Provided material
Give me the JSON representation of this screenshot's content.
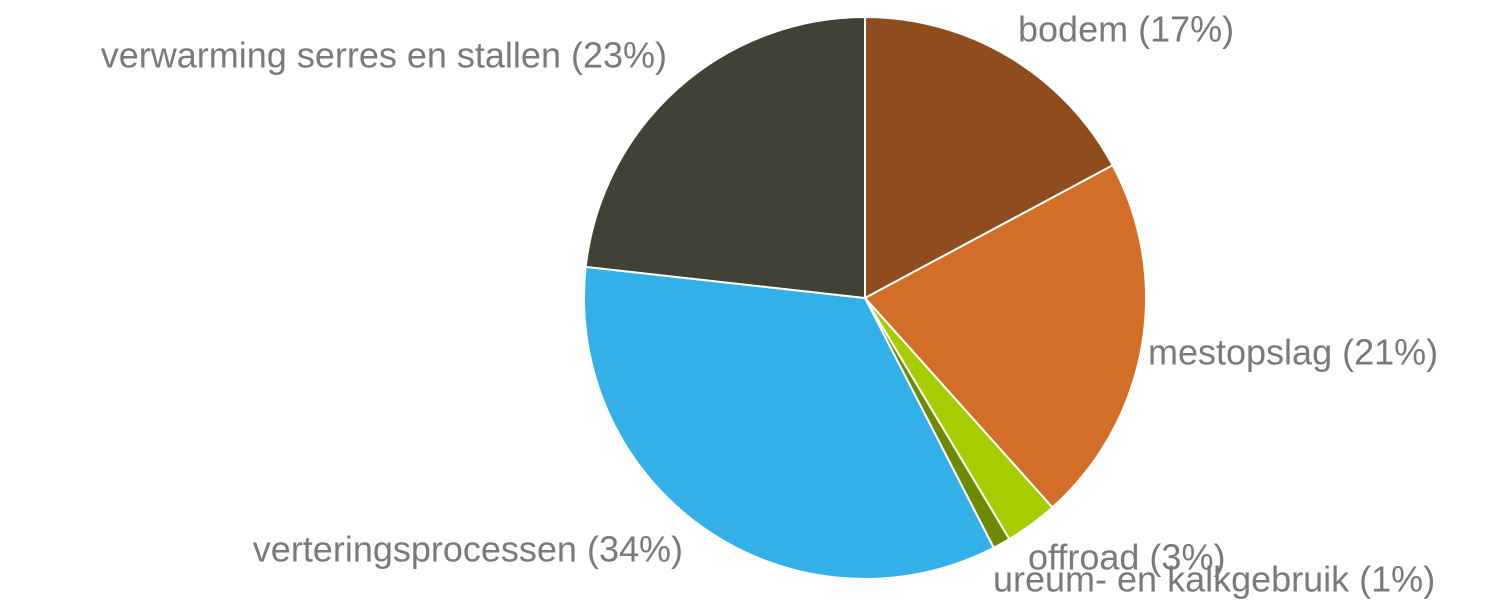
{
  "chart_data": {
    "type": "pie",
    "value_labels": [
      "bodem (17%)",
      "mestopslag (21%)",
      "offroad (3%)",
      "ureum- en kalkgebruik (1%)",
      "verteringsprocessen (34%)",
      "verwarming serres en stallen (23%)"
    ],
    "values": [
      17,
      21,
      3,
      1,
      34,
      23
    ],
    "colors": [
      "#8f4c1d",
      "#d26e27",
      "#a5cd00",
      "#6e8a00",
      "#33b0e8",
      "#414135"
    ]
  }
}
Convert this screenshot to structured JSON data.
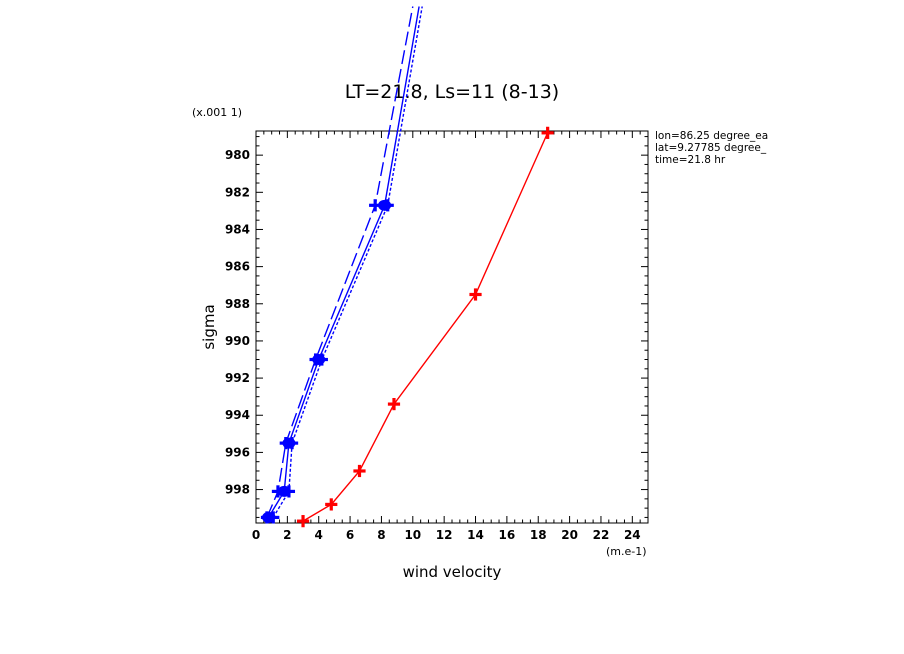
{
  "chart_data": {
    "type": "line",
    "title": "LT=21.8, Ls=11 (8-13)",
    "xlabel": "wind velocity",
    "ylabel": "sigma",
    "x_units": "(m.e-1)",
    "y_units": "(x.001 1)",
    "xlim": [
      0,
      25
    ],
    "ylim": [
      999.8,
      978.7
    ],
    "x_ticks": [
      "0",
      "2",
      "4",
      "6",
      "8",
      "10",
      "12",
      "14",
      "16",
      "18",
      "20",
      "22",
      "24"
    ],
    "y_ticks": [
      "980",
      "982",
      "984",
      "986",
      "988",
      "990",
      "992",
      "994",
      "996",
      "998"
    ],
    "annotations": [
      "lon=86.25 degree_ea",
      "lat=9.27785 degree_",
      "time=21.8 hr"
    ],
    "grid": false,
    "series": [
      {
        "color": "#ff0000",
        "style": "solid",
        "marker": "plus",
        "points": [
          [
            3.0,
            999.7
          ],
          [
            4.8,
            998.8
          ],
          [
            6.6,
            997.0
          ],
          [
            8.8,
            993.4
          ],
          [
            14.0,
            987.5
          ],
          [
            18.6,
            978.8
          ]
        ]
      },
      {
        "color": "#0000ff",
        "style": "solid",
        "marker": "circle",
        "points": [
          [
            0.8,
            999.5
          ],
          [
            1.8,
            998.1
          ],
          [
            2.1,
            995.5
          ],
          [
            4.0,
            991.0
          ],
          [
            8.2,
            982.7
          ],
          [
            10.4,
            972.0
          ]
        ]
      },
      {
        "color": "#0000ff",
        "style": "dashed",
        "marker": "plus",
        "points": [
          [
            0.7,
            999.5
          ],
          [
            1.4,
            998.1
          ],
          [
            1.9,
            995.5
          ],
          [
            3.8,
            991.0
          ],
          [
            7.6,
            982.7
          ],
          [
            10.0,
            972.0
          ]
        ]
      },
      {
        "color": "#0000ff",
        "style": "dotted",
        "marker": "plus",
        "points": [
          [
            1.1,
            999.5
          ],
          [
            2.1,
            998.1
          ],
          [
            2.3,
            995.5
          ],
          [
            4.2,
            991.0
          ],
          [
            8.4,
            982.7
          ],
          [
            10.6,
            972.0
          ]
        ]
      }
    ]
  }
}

Exercise
Transcribe each line above verbatim, with the pictures left out.

Output for this task
Give me the JSON representation of this screenshot's content.
{
  "chart_data": {
    "type": "pie",
    "value_labels": [
      "bodem (17%)",
      "mestopslag (21%)",
      "offroad (3%)",
      "ureum- en kalkgebruik (1%)",
      "verteringsprocessen (34%)",
      "verwarming serres en stallen (23%)"
    ],
    "values": [
      17,
      21,
      3,
      1,
      34,
      23
    ],
    "colors": [
      "#8f4c1d",
      "#d26e27",
      "#a5cd00",
      "#6e8a00",
      "#33b0e8",
      "#414135"
    ]
  }
}
Convert this screenshot to structured JSON data.
{
  "chart_data": {
    "type": "line",
    "title": "LT=21.8, Ls=11 (8-13)",
    "xlabel": "wind velocity",
    "ylabel": "sigma",
    "x_units": "(m.e-1)",
    "y_units": "(x.001 1)",
    "xlim": [
      0,
      25
    ],
    "ylim": [
      999.8,
      978.7
    ],
    "x_ticks": [
      "0",
      "2",
      "4",
      "6",
      "8",
      "10",
      "12",
      "14",
      "16",
      "18",
      "20",
      "22",
      "24"
    ],
    "y_ticks": [
      "980",
      "982",
      "984",
      "986",
      "988",
      "990",
      "992",
      "994",
      "996",
      "998"
    ],
    "annotations": [
      "lon=86.25 degree_ea",
      "lat=9.27785 degree_",
      "time=21.8 hr"
    ],
    "grid": false,
    "series": [
      {
        "color": "#ff0000",
        "style": "solid",
        "marker": "plus",
        "points": [
          [
            3.0,
            999.7
          ],
          [
            4.8,
            998.8
          ],
          [
            6.6,
            997.0
          ],
          [
            8.8,
            993.4
          ],
          [
            14.0,
            987.5
          ],
          [
            18.6,
            978.8
          ]
        ]
      },
      {
        "color": "#0000ff",
        "style": "solid",
        "marker": "circle",
        "points": [
          [
            0.8,
            999.5
          ],
          [
            1.8,
            998.1
          ],
          [
            2.1,
            995.5
          ],
          [
            4.0,
            991.0
          ],
          [
            8.2,
            982.7
          ],
          [
            10.4,
            972.0
          ]
        ]
      },
      {
        "color": "#0000ff",
        "style": "dashed",
        "marker": "plus",
        "points": [
          [
            0.7,
            999.5
          ],
          [
            1.4,
            998.1
          ],
          [
            1.9,
            995.5
          ],
          [
            3.8,
            991.0
          ],
          [
            7.6,
            982.7
          ],
          [
            10.0,
            972.0
          ]
        ]
      },
      {
        "color": "#0000ff",
        "style": "dotted",
        "marker": "plus",
        "points": [
          [
            1.1,
            999.5
          ],
          [
            2.1,
            998.1
          ],
          [
            2.3,
            995.5
          ],
          [
            4.2,
            991.0
          ],
          [
            8.4,
            982.7
          ],
          [
            10.6,
            972.0
          ]
        ]
      }
    ]
  }
}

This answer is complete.